→ Work to be completed
Note each line where "tomhumdo" appears, and copy it.
=====
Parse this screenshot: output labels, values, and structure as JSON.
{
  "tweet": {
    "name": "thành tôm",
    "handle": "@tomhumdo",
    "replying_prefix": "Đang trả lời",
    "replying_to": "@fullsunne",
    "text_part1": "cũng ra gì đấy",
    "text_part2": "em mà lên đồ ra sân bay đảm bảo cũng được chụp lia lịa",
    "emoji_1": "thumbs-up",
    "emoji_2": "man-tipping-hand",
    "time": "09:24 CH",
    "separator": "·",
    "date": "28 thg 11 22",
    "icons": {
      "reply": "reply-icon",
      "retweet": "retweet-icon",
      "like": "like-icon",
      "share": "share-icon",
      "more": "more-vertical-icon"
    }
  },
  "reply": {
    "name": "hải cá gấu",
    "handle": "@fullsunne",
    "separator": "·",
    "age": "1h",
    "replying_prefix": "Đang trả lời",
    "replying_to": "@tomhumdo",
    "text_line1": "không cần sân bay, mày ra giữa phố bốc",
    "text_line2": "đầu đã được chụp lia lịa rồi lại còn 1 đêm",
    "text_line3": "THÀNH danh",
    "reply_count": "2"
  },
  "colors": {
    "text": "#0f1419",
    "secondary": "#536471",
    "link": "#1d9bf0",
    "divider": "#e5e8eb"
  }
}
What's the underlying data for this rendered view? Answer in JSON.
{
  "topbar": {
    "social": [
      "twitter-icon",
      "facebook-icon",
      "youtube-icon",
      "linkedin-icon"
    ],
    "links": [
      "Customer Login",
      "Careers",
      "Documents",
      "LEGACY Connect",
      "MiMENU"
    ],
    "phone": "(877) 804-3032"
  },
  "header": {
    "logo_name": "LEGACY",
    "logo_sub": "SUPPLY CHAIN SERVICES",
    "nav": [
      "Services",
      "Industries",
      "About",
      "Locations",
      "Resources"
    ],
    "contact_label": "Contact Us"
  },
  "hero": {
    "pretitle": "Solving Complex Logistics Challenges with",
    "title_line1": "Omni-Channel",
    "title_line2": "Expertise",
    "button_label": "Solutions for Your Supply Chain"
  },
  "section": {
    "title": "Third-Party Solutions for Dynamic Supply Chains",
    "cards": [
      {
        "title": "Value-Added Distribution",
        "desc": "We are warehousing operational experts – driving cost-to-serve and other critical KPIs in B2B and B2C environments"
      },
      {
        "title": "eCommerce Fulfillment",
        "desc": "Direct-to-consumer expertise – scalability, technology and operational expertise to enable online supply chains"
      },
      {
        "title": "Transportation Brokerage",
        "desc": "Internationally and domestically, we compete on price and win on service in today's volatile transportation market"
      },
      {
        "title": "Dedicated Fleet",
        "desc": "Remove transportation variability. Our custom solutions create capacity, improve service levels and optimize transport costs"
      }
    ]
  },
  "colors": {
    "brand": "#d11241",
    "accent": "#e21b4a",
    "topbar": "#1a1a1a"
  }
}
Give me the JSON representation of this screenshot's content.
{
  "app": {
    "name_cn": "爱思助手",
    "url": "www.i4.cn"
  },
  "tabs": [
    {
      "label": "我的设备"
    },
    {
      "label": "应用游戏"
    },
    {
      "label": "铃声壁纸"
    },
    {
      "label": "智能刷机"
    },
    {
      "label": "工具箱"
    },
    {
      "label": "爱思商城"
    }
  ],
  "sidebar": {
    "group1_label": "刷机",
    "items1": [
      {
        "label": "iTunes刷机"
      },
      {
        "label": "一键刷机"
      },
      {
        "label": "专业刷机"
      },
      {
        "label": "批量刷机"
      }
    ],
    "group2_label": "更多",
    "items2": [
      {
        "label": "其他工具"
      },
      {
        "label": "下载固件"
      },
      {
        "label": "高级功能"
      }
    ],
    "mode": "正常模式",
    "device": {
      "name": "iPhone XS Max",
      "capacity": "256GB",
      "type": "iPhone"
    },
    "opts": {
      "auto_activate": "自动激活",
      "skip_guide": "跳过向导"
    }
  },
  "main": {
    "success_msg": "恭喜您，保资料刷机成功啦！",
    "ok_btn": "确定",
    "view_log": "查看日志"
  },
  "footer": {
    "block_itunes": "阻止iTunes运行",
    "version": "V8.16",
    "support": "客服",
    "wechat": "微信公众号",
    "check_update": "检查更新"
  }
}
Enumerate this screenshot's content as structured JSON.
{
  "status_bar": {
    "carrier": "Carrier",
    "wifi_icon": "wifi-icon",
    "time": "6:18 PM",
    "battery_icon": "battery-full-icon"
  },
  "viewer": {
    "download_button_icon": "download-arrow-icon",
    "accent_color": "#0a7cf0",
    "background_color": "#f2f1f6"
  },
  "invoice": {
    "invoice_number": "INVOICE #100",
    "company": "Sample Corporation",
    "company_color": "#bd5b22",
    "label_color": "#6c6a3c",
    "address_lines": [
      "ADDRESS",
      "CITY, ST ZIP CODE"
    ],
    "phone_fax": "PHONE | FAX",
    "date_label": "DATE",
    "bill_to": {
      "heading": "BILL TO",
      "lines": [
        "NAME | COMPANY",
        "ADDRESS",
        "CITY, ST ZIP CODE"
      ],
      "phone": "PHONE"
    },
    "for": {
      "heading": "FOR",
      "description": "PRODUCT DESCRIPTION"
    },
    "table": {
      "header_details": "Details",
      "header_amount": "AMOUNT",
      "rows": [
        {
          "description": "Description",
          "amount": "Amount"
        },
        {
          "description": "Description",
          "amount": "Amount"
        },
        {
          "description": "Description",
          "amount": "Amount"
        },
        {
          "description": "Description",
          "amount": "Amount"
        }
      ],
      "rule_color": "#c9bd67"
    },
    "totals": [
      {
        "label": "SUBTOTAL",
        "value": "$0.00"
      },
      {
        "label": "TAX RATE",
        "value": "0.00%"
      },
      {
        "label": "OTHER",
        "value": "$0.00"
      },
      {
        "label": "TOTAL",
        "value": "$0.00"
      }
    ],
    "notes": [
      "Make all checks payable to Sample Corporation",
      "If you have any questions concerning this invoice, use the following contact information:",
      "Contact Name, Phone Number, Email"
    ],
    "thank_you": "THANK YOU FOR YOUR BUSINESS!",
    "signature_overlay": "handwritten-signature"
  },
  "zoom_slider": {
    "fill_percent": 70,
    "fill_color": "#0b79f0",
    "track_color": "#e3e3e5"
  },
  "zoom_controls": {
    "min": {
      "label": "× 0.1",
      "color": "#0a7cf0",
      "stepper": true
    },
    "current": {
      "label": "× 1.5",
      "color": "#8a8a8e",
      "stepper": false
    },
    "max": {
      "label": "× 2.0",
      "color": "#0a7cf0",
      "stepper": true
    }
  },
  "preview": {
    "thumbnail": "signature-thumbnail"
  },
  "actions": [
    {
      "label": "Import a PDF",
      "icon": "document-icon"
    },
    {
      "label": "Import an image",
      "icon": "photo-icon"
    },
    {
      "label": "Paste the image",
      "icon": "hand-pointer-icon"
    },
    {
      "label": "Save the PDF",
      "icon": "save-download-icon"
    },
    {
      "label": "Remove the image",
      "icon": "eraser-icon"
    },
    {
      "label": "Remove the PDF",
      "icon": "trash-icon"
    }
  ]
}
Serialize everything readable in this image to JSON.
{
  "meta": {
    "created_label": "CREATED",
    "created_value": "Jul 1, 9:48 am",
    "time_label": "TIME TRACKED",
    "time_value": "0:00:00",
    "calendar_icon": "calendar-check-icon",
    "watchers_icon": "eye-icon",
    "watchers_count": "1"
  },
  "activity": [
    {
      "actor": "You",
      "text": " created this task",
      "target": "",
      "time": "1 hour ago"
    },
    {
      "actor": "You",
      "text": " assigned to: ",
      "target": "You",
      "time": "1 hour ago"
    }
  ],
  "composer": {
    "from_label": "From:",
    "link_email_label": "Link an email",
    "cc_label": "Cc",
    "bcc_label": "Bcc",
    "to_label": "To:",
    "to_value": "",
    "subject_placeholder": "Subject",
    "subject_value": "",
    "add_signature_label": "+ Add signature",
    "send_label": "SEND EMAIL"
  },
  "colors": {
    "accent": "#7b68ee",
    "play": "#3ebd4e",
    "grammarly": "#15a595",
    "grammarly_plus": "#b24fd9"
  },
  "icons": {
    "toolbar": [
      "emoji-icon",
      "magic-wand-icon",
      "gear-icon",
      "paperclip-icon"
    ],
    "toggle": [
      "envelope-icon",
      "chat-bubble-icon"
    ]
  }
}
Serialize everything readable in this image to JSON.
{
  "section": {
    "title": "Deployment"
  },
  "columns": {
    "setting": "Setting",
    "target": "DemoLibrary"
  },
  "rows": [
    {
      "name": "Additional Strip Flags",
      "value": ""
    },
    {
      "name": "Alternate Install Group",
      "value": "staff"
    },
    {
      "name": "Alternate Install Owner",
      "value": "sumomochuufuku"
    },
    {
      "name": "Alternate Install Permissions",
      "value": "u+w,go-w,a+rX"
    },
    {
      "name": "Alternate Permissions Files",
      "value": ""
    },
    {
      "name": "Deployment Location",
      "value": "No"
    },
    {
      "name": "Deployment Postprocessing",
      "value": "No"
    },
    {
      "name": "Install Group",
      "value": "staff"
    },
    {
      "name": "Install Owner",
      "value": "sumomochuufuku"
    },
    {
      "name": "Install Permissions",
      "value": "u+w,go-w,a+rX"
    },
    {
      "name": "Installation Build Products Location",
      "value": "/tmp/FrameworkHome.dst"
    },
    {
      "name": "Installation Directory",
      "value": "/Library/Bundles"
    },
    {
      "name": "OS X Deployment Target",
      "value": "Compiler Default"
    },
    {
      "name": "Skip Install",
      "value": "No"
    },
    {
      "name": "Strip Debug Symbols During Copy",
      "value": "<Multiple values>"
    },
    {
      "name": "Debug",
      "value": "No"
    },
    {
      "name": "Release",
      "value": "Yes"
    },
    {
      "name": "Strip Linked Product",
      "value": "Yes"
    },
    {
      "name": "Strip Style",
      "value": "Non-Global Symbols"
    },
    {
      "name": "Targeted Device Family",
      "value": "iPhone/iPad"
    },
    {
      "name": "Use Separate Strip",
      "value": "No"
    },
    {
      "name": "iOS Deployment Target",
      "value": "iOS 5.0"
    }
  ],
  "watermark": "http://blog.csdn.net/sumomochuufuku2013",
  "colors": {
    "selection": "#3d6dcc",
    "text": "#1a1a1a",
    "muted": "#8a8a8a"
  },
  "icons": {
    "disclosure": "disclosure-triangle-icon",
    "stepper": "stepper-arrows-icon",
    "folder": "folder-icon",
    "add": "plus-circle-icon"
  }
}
=====
→ Result of this exercise
    "handle": "@tomhumdo",
    "replying_to": "@tomhumdo",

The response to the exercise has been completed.